What is expected. Print the full listing exactly.

Exercise inputs.
** Start **

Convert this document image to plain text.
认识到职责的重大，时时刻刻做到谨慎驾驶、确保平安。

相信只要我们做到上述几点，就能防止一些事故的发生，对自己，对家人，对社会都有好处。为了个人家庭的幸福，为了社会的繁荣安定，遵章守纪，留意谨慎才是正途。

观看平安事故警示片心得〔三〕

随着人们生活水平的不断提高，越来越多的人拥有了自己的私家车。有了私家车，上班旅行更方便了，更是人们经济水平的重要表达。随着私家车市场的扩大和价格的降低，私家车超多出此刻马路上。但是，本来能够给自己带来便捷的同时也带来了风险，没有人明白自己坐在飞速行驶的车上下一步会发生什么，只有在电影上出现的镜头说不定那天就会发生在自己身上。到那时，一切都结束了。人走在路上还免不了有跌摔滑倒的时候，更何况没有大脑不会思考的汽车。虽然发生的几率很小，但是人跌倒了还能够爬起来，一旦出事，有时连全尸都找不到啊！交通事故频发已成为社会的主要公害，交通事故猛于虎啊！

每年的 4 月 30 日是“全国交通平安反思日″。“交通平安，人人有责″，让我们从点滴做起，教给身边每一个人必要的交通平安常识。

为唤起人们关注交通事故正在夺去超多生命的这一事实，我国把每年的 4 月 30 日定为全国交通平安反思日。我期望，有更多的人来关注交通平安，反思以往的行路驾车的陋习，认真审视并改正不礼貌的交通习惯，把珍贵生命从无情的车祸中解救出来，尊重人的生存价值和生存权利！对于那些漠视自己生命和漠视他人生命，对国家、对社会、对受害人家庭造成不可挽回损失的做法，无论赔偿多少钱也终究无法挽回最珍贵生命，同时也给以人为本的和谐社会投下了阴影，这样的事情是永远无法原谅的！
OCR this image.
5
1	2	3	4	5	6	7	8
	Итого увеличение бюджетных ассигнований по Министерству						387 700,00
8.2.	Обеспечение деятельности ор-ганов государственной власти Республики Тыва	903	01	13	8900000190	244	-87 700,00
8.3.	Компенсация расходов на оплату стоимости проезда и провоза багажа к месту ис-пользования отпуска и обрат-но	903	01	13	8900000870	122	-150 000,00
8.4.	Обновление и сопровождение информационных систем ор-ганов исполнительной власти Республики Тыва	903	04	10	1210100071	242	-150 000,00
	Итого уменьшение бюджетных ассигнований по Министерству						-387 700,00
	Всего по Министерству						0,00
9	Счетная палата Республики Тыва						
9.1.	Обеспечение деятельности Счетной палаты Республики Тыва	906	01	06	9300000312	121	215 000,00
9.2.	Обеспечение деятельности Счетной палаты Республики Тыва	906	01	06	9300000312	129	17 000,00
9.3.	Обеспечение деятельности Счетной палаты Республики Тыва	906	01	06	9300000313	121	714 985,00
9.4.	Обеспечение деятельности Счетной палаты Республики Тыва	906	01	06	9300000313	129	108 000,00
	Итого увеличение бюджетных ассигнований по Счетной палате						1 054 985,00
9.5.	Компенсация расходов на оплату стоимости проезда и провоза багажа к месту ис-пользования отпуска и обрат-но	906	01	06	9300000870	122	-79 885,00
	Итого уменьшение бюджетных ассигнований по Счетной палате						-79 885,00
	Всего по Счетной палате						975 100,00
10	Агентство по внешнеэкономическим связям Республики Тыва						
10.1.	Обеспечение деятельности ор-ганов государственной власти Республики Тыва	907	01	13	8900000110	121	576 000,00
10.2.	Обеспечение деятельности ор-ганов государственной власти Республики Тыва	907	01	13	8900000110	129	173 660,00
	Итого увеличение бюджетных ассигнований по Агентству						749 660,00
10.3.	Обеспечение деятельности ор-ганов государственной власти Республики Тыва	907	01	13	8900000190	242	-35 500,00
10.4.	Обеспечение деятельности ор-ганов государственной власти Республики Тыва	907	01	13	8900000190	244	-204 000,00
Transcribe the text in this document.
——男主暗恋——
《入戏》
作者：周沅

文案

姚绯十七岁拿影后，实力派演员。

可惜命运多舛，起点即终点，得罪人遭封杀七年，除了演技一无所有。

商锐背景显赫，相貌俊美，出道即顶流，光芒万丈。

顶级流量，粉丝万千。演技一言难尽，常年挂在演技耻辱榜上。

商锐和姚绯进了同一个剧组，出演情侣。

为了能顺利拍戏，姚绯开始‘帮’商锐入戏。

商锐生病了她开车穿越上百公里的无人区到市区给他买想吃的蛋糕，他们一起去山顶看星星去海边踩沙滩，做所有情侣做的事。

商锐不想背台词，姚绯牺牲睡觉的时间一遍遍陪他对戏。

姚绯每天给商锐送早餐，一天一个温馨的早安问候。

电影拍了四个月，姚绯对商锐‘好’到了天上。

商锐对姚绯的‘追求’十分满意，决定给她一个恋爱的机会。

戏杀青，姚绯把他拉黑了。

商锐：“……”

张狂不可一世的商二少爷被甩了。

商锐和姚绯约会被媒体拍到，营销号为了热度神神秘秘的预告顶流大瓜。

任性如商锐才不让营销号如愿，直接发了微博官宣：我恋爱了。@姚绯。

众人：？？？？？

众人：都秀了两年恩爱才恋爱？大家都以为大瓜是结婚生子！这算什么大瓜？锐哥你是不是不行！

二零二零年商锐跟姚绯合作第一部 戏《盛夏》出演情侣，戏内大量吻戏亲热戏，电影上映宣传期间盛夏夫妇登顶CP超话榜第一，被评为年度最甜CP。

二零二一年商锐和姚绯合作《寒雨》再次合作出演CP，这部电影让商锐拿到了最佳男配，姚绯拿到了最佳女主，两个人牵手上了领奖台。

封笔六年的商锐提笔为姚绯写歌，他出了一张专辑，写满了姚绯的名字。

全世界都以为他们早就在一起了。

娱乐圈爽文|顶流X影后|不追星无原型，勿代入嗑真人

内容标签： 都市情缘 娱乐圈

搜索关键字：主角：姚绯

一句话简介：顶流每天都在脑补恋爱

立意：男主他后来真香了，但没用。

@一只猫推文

** End **

Task response.
Convert this document image to plain text.
认识到职责的重大，时时刻刻做到谨慎驾驶、确保平安。

相信只要我们做到上述几点，就能防止一些事故的发生，对自己，对家人，对社会都有好处。为了个人家庭的幸福，为了社会的繁荣安定，遵章守纪，留意谨慎才是正途。

观看平安事故警示片心得〔三〕

随着人们生活水平的不断提高，越来越多的人拥有了自己的私家车。有了私家车，上班旅行更方便了，更是人们经济水平的重要表达。随着私家车市场的扩大和价格的降低，私家车超多出此刻马路上。但是，本来能够给自己带来便捷的同时也带来了风险，没有人明白自己坐在飞速行驶的车上下一步会发生什么，只有在电影上出现的镜头说不定那天就会发生在自己身上。到那时，一切都结束了。人走在路上还免不了有跌摔滑倒的时候，更何况没有大脑不会思考的汽车。虽然发生的几率很小，但是人跌倒了还能够爬起来，一旦出事，有时连全尸都找不到啊！交通事故频发已成为社会的主要公害，交通事故猛于虎啊！

每年的 4 月 30 日是“全国交通平安反思日″。“交通平安，人人有责″，让我们从点滴做起，教给身边每一个人必要的交通平安常识。

为唤起人们关注交通事故正在夺去超多生命的这一事实，我国把每年的 4 月 30 日定为全国交通平安反思日。我期望，有更多的人来关注交通平安，反思以往的行路驾车的陋习，认真审视并改正不礼貌的交通习惯，把珍贵生命从无情的车祸中解救出来，尊重人的生存价值和生存权利！对于那些漠视自己生命和漠视他人生命，对国家、对社会、对受害人家庭造成不可挽回损失的做法，无论赔偿多少钱也终究无法挽回最珍贵生命，同时也给以人为本的和谐社会投下了阴影，这样的事情是永远无法原谅的！
OCR this image.
5
1	2	3	4	5	6	7	8
	Итого увеличение бюджетных ассигнований по Министерству						387 700,00
8.2.	Обеспечение деятельности ор-ганов государственной власти Республики Тыва	903	01	13	8900000190	244	-87 700,00
8.3.	Компенсация расходов на оплату стоимости проезда и провоза багажа к месту ис-пользования отпуска и обрат-но	903	01	13	8900000870	122	-150 000,00
8.4.	Обновление и сопровождение информационных систем ор-ганов исполнительной власти Республики Тыва	903	04	10	1210100071	242	-150 000,00
	Итого уменьшение бюджетных ассигнований по Министерству						-387 700,00
	Всего по Министерству						0,00
9	Счетная палата Республики Тыва						
9.1.	Обеспечение деятельности Счетной палаты Республики Тыва	906	01	06	9300000312	121	215 000,00
9.2.	Обеспечение деятельности Счетной палаты Республики Тыва	906	01	06	9300000312	129	17 000,00
9.3.	Обеспечение деятельности Счетной палаты Республики Тыва	906	01	06	9300000313	121	714 985,00
9.4.	Обеспечение деятельности Счетной палаты Республики Тыва	906	01	06	9300000313	129	108 000,00
	Итого увеличение бюджетных ассигнований по Счетной палате						1 054 985,00
9.5.	Компенсация расходов на оплату стоимости проезда и провоза багажа к месту ис-пользования отпуска и обрат-но	906	01	06	9300000870	122	-79 885,00
	Итого уменьшение бюджетных ассигнований по Счетной палате						-79 885,00
	Всего по Счетной палате						975 100,00
10	Агентство по внешнеэкономическим связям Республики Тыва						
10.1.	Обеспечение деятельности ор-ганов государственной власти Республики Тыва	907	01	13	8900000110	121	576 000,00
10.2.	Обеспечение деятельности ор-ганов государственной власти Республики Тыва	907	01	13	8900000110	129	173 660,00
	Итого увеличение бюджетных ассигнований по Агентству						749 660,00
10.3.	Обеспечение деятельности ор-ганов государственной власти Республики Тыва	907	01	13	8900000190	242	-35 500,00
10.4.	Обеспечение деятельности ор-ганов государственной власти Республики Тыва	907	01	13	8900000190	244	-204 000,00
Transcribe the text in this document.
——男主暗恋——
《入戏》
作者：周沅

文案

姚绯十七岁拿影后，实力派演员。

可惜命运多舛，起点即终点，得罪人遭封杀七年，除了演技一无所有。

商锐背景显赫，相貌俊美，出道即顶流，光芒万丈。

顶级流量，粉丝万千。演技一言难尽，常年挂在演技耻辱榜上。

商锐和姚绯进了同一个剧组，出演情侣。

为了能顺利拍戏，姚绯开始‘帮’商锐入戏。

商锐生病了她开车穿越上百公里的无人区到市区给他买想吃的蛋糕，他们一起去山顶看星星去海边踩沙滩，做所有情侣做的事。

商锐不想背台词，姚绯牺牲睡觉的时间一遍遍陪他对戏。

姚绯每天给商锐送早餐，一天一个温馨的早安问候。

电影拍了四个月，姚绯对商锐‘好’到了天上。

商锐对姚绯的‘追求’十分满意，决定给她一个恋爱的机会。

戏杀青，姚绯把他拉黑了。

商锐：“……”

张狂不可一世的商二少爷被甩了。

商锐和姚绯约会被媒体拍到，营销号为了热度神神秘秘的预告顶流大瓜。

任性如商锐才不让营销号如愿，直接发了微博官宣：我恋爱了。@姚绯。

众人：？？？？？

众人：都秀了两年恩爱才恋爱？大家都以为大瓜是结婚生子！这算什么大瓜？锐哥你是不是不行！

二零二零年商锐跟姚绯合作第一部 戏《盛夏》出演情侣，戏内大量吻戏亲热戏，电影上映宣传期间盛夏夫妇登顶CP超话榜第一，被评为年度最甜CP。

二零二一年商锐和姚绯合作《寒雨》再次合作出演CP，这部电影让商锐拿到了最佳男配，姚绯拿到了最佳女主，两个人牵手上了领奖台。

封笔六年的商锐提笔为姚绯写歌，他出了一张专辑，写满了姚绯的名字。

全世界都以为他们早就在一起了。

娱乐圈爽文|顶流X影后|不追星无原型，勿代入嗑真人

内容标签： 都市情缘 娱乐圈

搜索关键字：主角：姚绯

一句话简介：顶流每天都在脑补恋爱

立意：男主他后来真香了，但没用。

@一只猫推文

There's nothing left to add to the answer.